Requirement:
In the material below, find each line holding the string "области" and copy it.

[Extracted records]
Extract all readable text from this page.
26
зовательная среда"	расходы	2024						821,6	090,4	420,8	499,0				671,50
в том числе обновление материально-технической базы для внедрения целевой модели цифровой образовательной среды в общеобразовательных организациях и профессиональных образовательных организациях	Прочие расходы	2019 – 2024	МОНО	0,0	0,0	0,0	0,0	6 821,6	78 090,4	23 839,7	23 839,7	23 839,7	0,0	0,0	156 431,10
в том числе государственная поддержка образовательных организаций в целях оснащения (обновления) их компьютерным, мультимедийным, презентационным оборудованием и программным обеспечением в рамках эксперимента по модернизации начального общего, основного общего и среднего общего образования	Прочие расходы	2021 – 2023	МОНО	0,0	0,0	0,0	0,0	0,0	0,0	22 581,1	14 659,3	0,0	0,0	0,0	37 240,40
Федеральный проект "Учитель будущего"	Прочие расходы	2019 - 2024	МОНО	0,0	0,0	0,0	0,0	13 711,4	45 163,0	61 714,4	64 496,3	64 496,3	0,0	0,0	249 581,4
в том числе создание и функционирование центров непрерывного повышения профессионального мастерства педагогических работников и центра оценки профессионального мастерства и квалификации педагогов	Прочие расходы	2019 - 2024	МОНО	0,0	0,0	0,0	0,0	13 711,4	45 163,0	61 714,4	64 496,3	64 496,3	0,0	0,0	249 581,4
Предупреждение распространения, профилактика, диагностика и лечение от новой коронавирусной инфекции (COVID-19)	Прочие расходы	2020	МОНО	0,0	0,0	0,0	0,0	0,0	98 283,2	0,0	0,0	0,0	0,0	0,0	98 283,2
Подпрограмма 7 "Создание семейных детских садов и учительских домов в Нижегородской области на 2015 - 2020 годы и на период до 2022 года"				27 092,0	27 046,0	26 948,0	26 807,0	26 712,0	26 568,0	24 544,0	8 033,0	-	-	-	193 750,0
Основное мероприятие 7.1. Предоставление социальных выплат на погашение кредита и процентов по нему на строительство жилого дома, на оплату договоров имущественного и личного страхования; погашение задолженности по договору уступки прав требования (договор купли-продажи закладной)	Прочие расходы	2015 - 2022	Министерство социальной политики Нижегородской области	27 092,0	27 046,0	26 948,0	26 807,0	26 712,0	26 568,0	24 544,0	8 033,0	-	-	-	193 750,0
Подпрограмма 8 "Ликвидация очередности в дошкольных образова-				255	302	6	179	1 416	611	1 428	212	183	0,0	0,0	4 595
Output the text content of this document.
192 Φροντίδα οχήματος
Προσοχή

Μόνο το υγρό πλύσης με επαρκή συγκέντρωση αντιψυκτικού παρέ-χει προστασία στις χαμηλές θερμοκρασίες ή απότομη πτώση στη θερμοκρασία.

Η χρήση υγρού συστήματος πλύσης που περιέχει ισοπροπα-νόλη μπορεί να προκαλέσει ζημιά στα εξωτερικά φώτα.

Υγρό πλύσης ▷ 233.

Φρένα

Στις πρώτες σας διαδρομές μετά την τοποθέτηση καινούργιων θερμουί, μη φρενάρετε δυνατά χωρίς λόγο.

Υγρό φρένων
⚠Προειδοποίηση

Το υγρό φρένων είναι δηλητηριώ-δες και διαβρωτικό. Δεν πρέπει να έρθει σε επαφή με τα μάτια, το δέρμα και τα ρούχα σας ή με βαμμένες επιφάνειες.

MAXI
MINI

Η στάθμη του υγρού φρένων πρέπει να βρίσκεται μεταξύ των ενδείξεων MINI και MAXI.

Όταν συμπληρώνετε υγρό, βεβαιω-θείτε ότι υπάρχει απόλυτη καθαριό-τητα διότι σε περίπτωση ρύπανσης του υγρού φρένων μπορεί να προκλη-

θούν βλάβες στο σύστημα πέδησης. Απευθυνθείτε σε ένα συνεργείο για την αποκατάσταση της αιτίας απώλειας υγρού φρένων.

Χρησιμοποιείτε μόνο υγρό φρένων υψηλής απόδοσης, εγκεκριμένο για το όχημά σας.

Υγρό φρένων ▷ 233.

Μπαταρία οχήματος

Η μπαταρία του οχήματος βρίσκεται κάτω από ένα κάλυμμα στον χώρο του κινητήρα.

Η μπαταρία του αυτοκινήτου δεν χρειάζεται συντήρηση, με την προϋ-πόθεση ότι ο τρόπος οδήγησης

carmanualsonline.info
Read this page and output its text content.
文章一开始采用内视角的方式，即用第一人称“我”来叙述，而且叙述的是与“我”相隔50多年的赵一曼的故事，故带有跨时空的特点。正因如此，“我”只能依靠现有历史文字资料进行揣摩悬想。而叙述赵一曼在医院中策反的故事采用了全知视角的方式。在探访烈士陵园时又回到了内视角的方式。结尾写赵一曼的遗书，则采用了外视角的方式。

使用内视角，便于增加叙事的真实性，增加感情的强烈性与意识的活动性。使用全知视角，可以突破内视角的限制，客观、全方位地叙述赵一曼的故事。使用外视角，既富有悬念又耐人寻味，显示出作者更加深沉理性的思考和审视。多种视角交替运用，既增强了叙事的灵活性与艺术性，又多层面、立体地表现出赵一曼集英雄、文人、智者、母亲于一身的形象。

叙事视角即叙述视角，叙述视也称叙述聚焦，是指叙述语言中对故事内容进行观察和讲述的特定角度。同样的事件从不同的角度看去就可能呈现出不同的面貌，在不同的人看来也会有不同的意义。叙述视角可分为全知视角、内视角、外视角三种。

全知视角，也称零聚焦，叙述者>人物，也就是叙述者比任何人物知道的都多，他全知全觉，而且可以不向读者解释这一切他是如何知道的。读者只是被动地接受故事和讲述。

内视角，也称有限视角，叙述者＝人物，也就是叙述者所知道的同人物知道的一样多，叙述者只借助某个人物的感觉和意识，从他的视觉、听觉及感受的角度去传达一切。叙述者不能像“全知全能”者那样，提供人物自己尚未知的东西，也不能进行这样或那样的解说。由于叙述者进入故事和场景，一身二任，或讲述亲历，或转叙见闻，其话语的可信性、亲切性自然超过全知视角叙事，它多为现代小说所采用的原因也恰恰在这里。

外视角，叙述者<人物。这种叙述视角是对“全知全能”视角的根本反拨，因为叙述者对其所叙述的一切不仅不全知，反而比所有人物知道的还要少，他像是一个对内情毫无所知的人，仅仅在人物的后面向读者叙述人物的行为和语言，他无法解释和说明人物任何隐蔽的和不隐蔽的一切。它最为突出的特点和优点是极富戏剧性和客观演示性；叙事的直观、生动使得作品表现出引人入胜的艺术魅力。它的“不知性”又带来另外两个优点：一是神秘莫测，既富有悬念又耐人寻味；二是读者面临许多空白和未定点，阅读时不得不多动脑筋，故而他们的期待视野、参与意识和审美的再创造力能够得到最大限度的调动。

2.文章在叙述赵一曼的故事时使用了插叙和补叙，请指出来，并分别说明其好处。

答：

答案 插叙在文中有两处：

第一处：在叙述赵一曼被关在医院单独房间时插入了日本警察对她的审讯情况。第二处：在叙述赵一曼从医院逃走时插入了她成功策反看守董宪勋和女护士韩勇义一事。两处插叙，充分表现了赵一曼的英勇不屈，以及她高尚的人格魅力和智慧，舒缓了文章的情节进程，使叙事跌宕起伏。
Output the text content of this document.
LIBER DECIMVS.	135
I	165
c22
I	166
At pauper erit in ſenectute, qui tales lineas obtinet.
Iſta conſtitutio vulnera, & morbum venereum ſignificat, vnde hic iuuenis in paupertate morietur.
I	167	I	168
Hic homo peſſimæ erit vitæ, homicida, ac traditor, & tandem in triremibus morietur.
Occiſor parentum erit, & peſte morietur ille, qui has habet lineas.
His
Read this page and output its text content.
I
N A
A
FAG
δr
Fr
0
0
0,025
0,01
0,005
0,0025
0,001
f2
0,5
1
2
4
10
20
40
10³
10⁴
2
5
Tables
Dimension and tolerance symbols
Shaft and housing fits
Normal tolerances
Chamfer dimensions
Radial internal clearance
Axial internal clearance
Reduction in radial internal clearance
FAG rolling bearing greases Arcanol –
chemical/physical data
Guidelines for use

Solution for this exercise:
Подпрограмма 7 "Создание семейных детских садов и учительских домов в Нижегородской области на 2015 - 2020 годы и на период до 2022 года"				27 092,0	27 046,0	26 948,0	26 807,0	26 712,0	26 568,0	24 544,0	8 033,0	-	-	-	193 750,0
Основное мероприятие 7.1. Предоставление социальных выплат на погашение кредита и процентов по нему на строительство жилого дома, на оплату договоров имущественного и личного страхования; погашение задолженности по договору уступки прав требования (договор купли-продажи закладной)	Прочие расходы	2015 - 2022	Министерство социальной политики Нижегородской области	27 092,0	27 046,0	26 948,0	26 807,0	26 712,0	26 568,0	24 544,0	8 033,0	-	-	-	193 750,0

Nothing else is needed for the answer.